─── SOURCE MATERIAL ───
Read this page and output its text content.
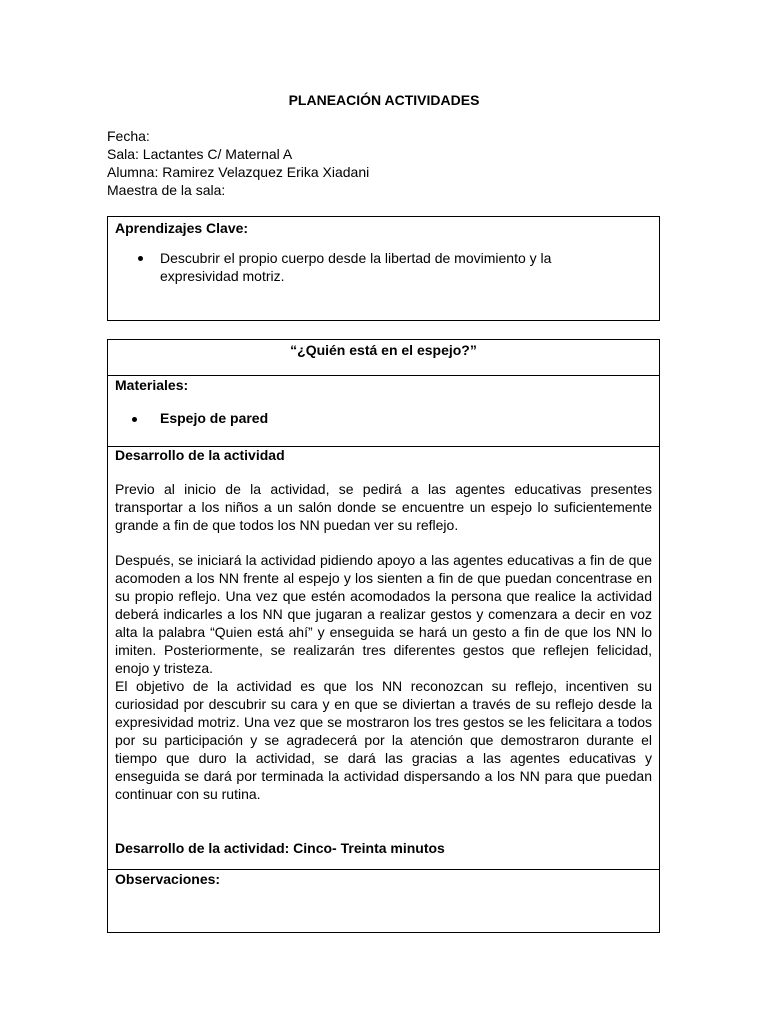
PLANEACIÓN ACTIVIDADES
Fecha:
Sala: Lactantes C/ Maternal A
Alumna: Ramirez Velazquez Erika Xiadani
Maestra de la sala:
Aprendizajes Clave:
Descubrir el propio cuerpo desde la libertad de movimiento y la expresividad motriz.
“¿Quién está en el espejo?”
Materiales:
Espejo de pared
Desarrollo de la actividad

Previo al inicio de la actividad, se pedirá a las agentes educativas presentes transportar a los niños a un salón donde se encuentre un espejo lo suficientemente grande a fin de que todos los NN puedan ver su reflejo.

Después, se iniciará la actividad pidiendo apoyo a las agentes educativas a fin de que acomoden a los NN frente al espejo y los sienten a fin de que puedan concentrase en su propio reflejo. Una vez que estén acomodados la persona que realice la actividad deberá indicarles a los NN que jugaran a realizar gestos y comenzara a decir en voz alta la palabra “Quien está ahí” y enseguida se hará un gesto a fin de que los NN lo imiten. Posteriormente, se realizarán tres diferentes gestos que reflejen felicidad, enojo y tristeza.

El objetivo de la actividad es que los NN reconozcan su reflejo, incentiven su curiosidad por descubrir su cara y en que se diviertan a través de su reflejo desde la expresividad motriz. Una vez que se mostraron los tres gestos se les felicitara a todos por su participación y se agradecerá por la atención que demostraron durante el tiempo que duro la actividad, se dará las gracias a las agentes educativas y enseguida se dará por terminada la actividad dispersando a los NN para que puedan continuar con su rutina.

Desarrollo de la actividad: Cinco- Treinta minutos
Observaciones:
───
### INSTRUCTIONS FOR THE TASK
Every entry must be transcribed exactly. Pictures do not belong in the copy.

### RESULT FOR THIS EXERCISE
Read this page and output its text content.
PLANEACIÓN ACTIVIDADES
Fecha:
Sala: Lactantes C/ Maternal A
Alumna: Ramirez Velazquez Erika Xiadani
Maestra de la sala:
Aprendizajes Clave:
Descubrir el propio cuerpo desde la libertad de movimiento y la expresividad motriz.
“¿Quién está en el espejo?”
Materiales:
Espejo de pared
Desarrollo de la actividad

Previo al inicio de la actividad, se pedirá a las agentes educativas presentes transportar a los niños a un salón donde se encuentre un espejo lo suficientemente grande a fin de que todos los NN puedan ver su reflejo.

Después, se iniciará la actividad pidiendo apoyo a las agentes educativas a fin de que acomoden a los NN frente al espejo y los sienten a fin de que puedan concentrase en su propio reflejo. Una vez que estén acomodados la persona que realice la actividad deberá indicarles a los NN que jugaran a realizar gestos y comenzara a decir en voz alta la palabra “Quien está ahí” y enseguida se hará un gesto a fin de que los NN lo imiten. Posteriormente, se realizarán tres diferentes gestos que reflejen felicidad, enojo y tristeza.

El objetivo de la actividad es que los NN reconozcan su reflejo, incentiven su curiosidad por descubrir su cara y en que se diviertan a través de su reflejo desde la expresividad motriz. Una vez que se mostraron los tres gestos se les felicitara a todos por su participación y se agradecerá por la atención que demostraron durante el tiempo que duro la actividad, se dará las gracias a las agentes educativas y enseguida se dará por terminada la actividad dispersando a los NN para que puedan continuar con su rutina.

Desarrollo de la actividad: Cinco- Treinta minutos
Observaciones:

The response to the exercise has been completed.